— begin Dataset extract —

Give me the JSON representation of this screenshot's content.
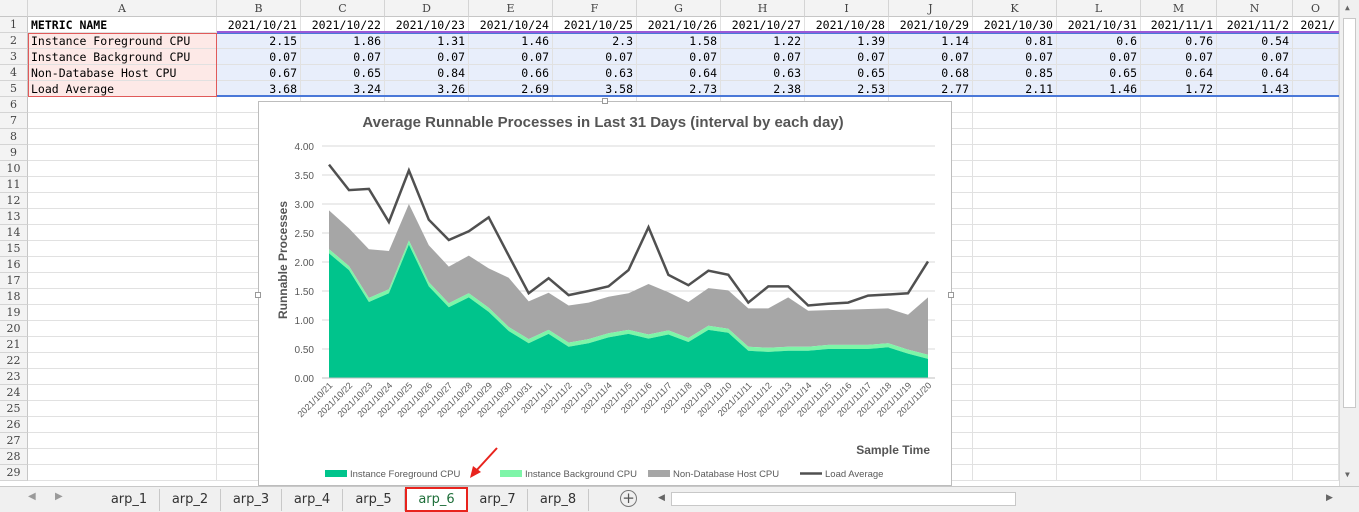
{
  "sheet": {
    "columns": [
      "A",
      "B",
      "C",
      "D",
      "E",
      "F",
      "G",
      "H",
      "I",
      "J",
      "K",
      "L",
      "M",
      "N",
      "O"
    ],
    "header_row": {
      "name": "METRIC NAME",
      "dates": [
        "2021/10/21",
        "2021/10/22",
        "2021/10/23",
        "2021/10/24",
        "2021/10/25",
        "2021/10/26",
        "2021/10/27",
        "2021/10/28",
        "2021/10/29",
        "2021/10/30",
        "2021/10/31",
        "2021/11/1",
        "2021/11/2",
        "2021/"
      ]
    },
    "rows": [
      {
        "name": "Instance Foreground CPU",
        "values": [
          "2.15",
          "1.86",
          "1.31",
          "1.46",
          "2.3",
          "1.58",
          "1.22",
          "1.39",
          "1.14",
          "0.81",
          "0.6",
          "0.76",
          "0.54",
          ""
        ]
      },
      {
        "name": "Instance Background CPU",
        "values": [
          "0.07",
          "0.07",
          "0.07",
          "0.07",
          "0.07",
          "0.07",
          "0.07",
          "0.07",
          "0.07",
          "0.07",
          "0.07",
          "0.07",
          "0.07",
          ""
        ]
      },
      {
        "name": "Non-Database Host CPU",
        "values": [
          "0.67",
          "0.65",
          "0.84",
          "0.66",
          "0.63",
          "0.64",
          "0.63",
          "0.65",
          "0.68",
          "0.85",
          "0.65",
          "0.64",
          "0.64",
          ""
        ]
      },
      {
        "name": "Load Average",
        "values": [
          "3.68",
          "3.24",
          "3.26",
          "2.69",
          "3.58",
          "2.73",
          "2.38",
          "2.53",
          "2.77",
          "2.11",
          "1.46",
          "1.72",
          "1.43",
          ""
        ]
      }
    ],
    "row_numbers": [
      "1",
      "2",
      "3",
      "4",
      "5",
      "6",
      "7",
      "8",
      "9",
      "10",
      "11",
      "12",
      "13",
      "14",
      "15",
      "16",
      "17",
      "18",
      "19",
      "20",
      "21",
      "22",
      "23",
      "24",
      "25",
      "26",
      "27",
      "28",
      "29"
    ]
  },
  "chart_data": {
    "type": "area",
    "title": "Average Runnable Processes in Last 31 Days (interval by each day)",
    "xlabel": "Sample Time",
    "ylabel": "Runnable Processes",
    "ylim": [
      0,
      4
    ],
    "yticks": [
      "0.00",
      "0.50",
      "1.00",
      "1.50",
      "2.00",
      "2.50",
      "3.00",
      "3.50",
      "4.00"
    ],
    "categories": [
      "2021/10/21",
      "2021/10/22",
      "2021/10/23",
      "2021/10/24",
      "2021/10/25",
      "2021/10/26",
      "2021/10/27",
      "2021/10/28",
      "2021/10/29",
      "2021/10/30",
      "2021/10/31",
      "2021/11/1",
      "2021/11/2",
      "2021/11/3",
      "2021/11/4",
      "2021/11/5",
      "2021/11/6",
      "2021/11/7",
      "2021/11/8",
      "2021/11/9",
      "2021/11/10",
      "2021/11/11",
      "2021/11/12",
      "2021/11/13",
      "2021/11/14",
      "2021/11/15",
      "2021/11/16",
      "2021/11/17",
      "2021/11/18",
      "2021/11/19",
      "2021/11/20"
    ],
    "series": [
      {
        "name": "Instance Foreground CPU",
        "kind": "area",
        "color": "#00c48c",
        "values": [
          2.15,
          1.86,
          1.31,
          1.46,
          2.3,
          1.58,
          1.22,
          1.39,
          1.14,
          0.81,
          0.6,
          0.76,
          0.54,
          0.6,
          0.7,
          0.76,
          0.68,
          0.75,
          0.62,
          0.83,
          0.78,
          0.47,
          0.45,
          0.47,
          0.47,
          0.5,
          0.5,
          0.5,
          0.53,
          0.42,
          0.33
        ]
      },
      {
        "name": "Instance Background CPU",
        "kind": "area",
        "color": "#7ef5a8",
        "values": [
          0.07,
          0.07,
          0.07,
          0.07,
          0.07,
          0.07,
          0.07,
          0.07,
          0.07,
          0.07,
          0.07,
          0.07,
          0.07,
          0.07,
          0.07,
          0.07,
          0.07,
          0.07,
          0.07,
          0.07,
          0.07,
          0.07,
          0.07,
          0.07,
          0.07,
          0.07,
          0.07,
          0.07,
          0.07,
          0.07,
          0.07
        ]
      },
      {
        "name": "Non-Database Host CPU",
        "kind": "area",
        "color": "#a6a6a6",
        "values": [
          0.67,
          0.65,
          0.84,
          0.66,
          0.63,
          0.64,
          0.63,
          0.65,
          0.68,
          0.85,
          0.65,
          0.64,
          0.64,
          0.63,
          0.63,
          0.63,
          0.87,
          0.66,
          0.62,
          0.65,
          0.66,
          0.66,
          0.68,
          0.85,
          0.62,
          0.6,
          0.61,
          0.62,
          0.6,
          0.6,
          0.99
        ]
      },
      {
        "name": "Load Average",
        "kind": "line",
        "color": "#505050",
        "values": [
          3.68,
          3.24,
          3.26,
          2.69,
          3.58,
          2.73,
          2.38,
          2.53,
          2.77,
          2.11,
          1.46,
          1.72,
          1.43,
          1.5,
          1.58,
          1.86,
          2.6,
          1.78,
          1.6,
          1.85,
          1.78,
          1.3,
          1.58,
          1.58,
          1.25,
          1.28,
          1.3,
          1.42,
          1.44,
          1.46,
          2.01
        ]
      }
    ],
    "legend_position": "bottom",
    "grid": true
  },
  "tabs": [
    "arp_1",
    "arp_2",
    "arp_3",
    "arp_4",
    "arp_5",
    "arp_6",
    "arp_7",
    "arp_8"
  ],
  "active_tab": "arp_6",
  "colors": {
    "accent_red": "#e8231d",
    "active_tab_text": "#1f6f3a"
  }
}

— end Dataset extract —

Repeat verbatim all the material, but not the pictures.

Result of this exercise »
Give me the JSON representation of this screenshot's content.
{
  "sheet": {
    "columns": [
      "A",
      "B",
      "C",
      "D",
      "E",
      "F",
      "G",
      "H",
      "I",
      "J",
      "K",
      "L",
      "M",
      "N",
      "O"
    ],
    "header_row": {
      "name": "METRIC NAME",
      "dates": [
        "2021/10/21",
        "2021/10/22",
        "2021/10/23",
        "2021/10/24",
        "2021/10/25",
        "2021/10/26",
        "2021/10/27",
        "2021/10/28",
        "2021/10/29",
        "2021/10/30",
        "2021/10/31",
        "2021/11/1",
        "2021/11/2",
        "2021/"
      ]
    },
    "rows": [
      {
        "name": "Instance Foreground CPU",
        "values": [
          "2.15",
          "1.86",
          "1.31",
          "1.46",
          "2.3",
          "1.58",
          "1.22",
          "1.39",
          "1.14",
          "0.81",
          "0.6",
          "0.76",
          "0.54",
          ""
        ]
      },
      {
        "name": "Instance Background CPU",
        "values": [
          "0.07",
          "0.07",
          "0.07",
          "0.07",
          "0.07",
          "0.07",
          "0.07",
          "0.07",
          "0.07",
          "0.07",
          "0.07",
          "0.07",
          "0.07",
          ""
        ]
      },
      {
        "name": "Non-Database Host CPU",
        "values": [
          "0.67",
          "0.65",
          "0.84",
          "0.66",
          "0.63",
          "0.64",
          "0.63",
          "0.65",
          "0.68",
          "0.85",
          "0.65",
          "0.64",
          "0.64",
          ""
        ]
      },
      {
        "name": "Load Average",
        "values": [
          "3.68",
          "3.24",
          "3.26",
          "2.69",
          "3.58",
          "2.73",
          "2.38",
          "2.53",
          "2.77",
          "2.11",
          "1.46",
          "1.72",
          "1.43",
          ""
        ]
      }
    ],
    "row_numbers": [
      "1",
      "2",
      "3",
      "4",
      "5",
      "6",
      "7",
      "8",
      "9",
      "10",
      "11",
      "12",
      "13",
      "14",
      "15",
      "16",
      "17",
      "18",
      "19",
      "20",
      "21",
      "22",
      "23",
      "24",
      "25",
      "26",
      "27",
      "28",
      "29"
    ]
  },
  "chart_data": {
    "type": "area",
    "title": "Average Runnable Processes in Last 31 Days (interval by each day)",
    "xlabel": "Sample Time",
    "ylabel": "Runnable Processes",
    "ylim": [
      0,
      4
    ],
    "yticks": [
      "0.00",
      "0.50",
      "1.00",
      "1.50",
      "2.00",
      "2.50",
      "3.00",
      "3.50",
      "4.00"
    ],
    "categories": [
      "2021/10/21",
      "2021/10/22",
      "2021/10/23",
      "2021/10/24",
      "2021/10/25",
      "2021/10/26",
      "2021/10/27",
      "2021/10/28",
      "2021/10/29",
      "2021/10/30",
      "2021/10/31",
      "2021/11/1",
      "2021/11/2",
      "2021/11/3",
      "2021/11/4",
      "2021/11/5",
      "2021/11/6",
      "2021/11/7",
      "2021/11/8",
      "2021/11/9",
      "2021/11/10",
      "2021/11/11",
      "2021/11/12",
      "2021/11/13",
      "2021/11/14",
      "2021/11/15",
      "2021/11/16",
      "2021/11/17",
      "2021/11/18",
      "2021/11/19",
      "2021/11/20"
    ],
    "series": [
      {
        "name": "Instance Foreground CPU",
        "kind": "area",
        "color": "#00c48c",
        "values": [
          2.15,
          1.86,
          1.31,
          1.46,
          2.3,
          1.58,
          1.22,
          1.39,
          1.14,
          0.81,
          0.6,
          0.76,
          0.54,
          0.6,
          0.7,
          0.76,
          0.68,
          0.75,
          0.62,
          0.83,
          0.78,
          0.47,
          0.45,
          0.47,
          0.47,
          0.5,
          0.5,
          0.5,
          0.53,
          0.42,
          0.33
        ]
      },
      {
        "name": "Instance Background CPU",
        "kind": "area",
        "color": "#7ef5a8",
        "values": [
          0.07,
          0.07,
          0.07,
          0.07,
          0.07,
          0.07,
          0.07,
          0.07,
          0.07,
          0.07,
          0.07,
          0.07,
          0.07,
          0.07,
          0.07,
          0.07,
          0.07,
          0.07,
          0.07,
          0.07,
          0.07,
          0.07,
          0.07,
          0.07,
          0.07,
          0.07,
          0.07,
          0.07,
          0.07,
          0.07,
          0.07
        ]
      },
      {
        "name": "Non-Database Host CPU",
        "kind": "area",
        "color": "#a6a6a6",
        "values": [
          0.67,
          0.65,
          0.84,
          0.66,
          0.63,
          0.64,
          0.63,
          0.65,
          0.68,
          0.85,
          0.65,
          0.64,
          0.64,
          0.63,
          0.63,
          0.63,
          0.87,
          0.66,
          0.62,
          0.65,
          0.66,
          0.66,
          0.68,
          0.85,
          0.62,
          0.6,
          0.61,
          0.62,
          0.6,
          0.6,
          0.99
        ]
      },
      {
        "name": "Load Average",
        "kind": "line",
        "color": "#505050",
        "values": [
          3.68,
          3.24,
          3.26,
          2.69,
          3.58,
          2.73,
          2.38,
          2.53,
          2.77,
          2.11,
          1.46,
          1.72,
          1.43,
          1.5,
          1.58,
          1.86,
          2.6,
          1.78,
          1.6,
          1.85,
          1.78,
          1.3,
          1.58,
          1.58,
          1.25,
          1.28,
          1.3,
          1.42,
          1.44,
          1.46,
          2.01
        ]
      }
    ],
    "legend_position": "bottom",
    "grid": true
  },
  "tabs": [
    "arp_1",
    "arp_2",
    "arp_3",
    "arp_4",
    "arp_5",
    "arp_6",
    "arp_7",
    "arp_8"
  ],
  "active_tab": "arp_6",
  "colors": {
    "accent_red": "#e8231d",
    "active_tab_text": "#1f6f3a"
  }
}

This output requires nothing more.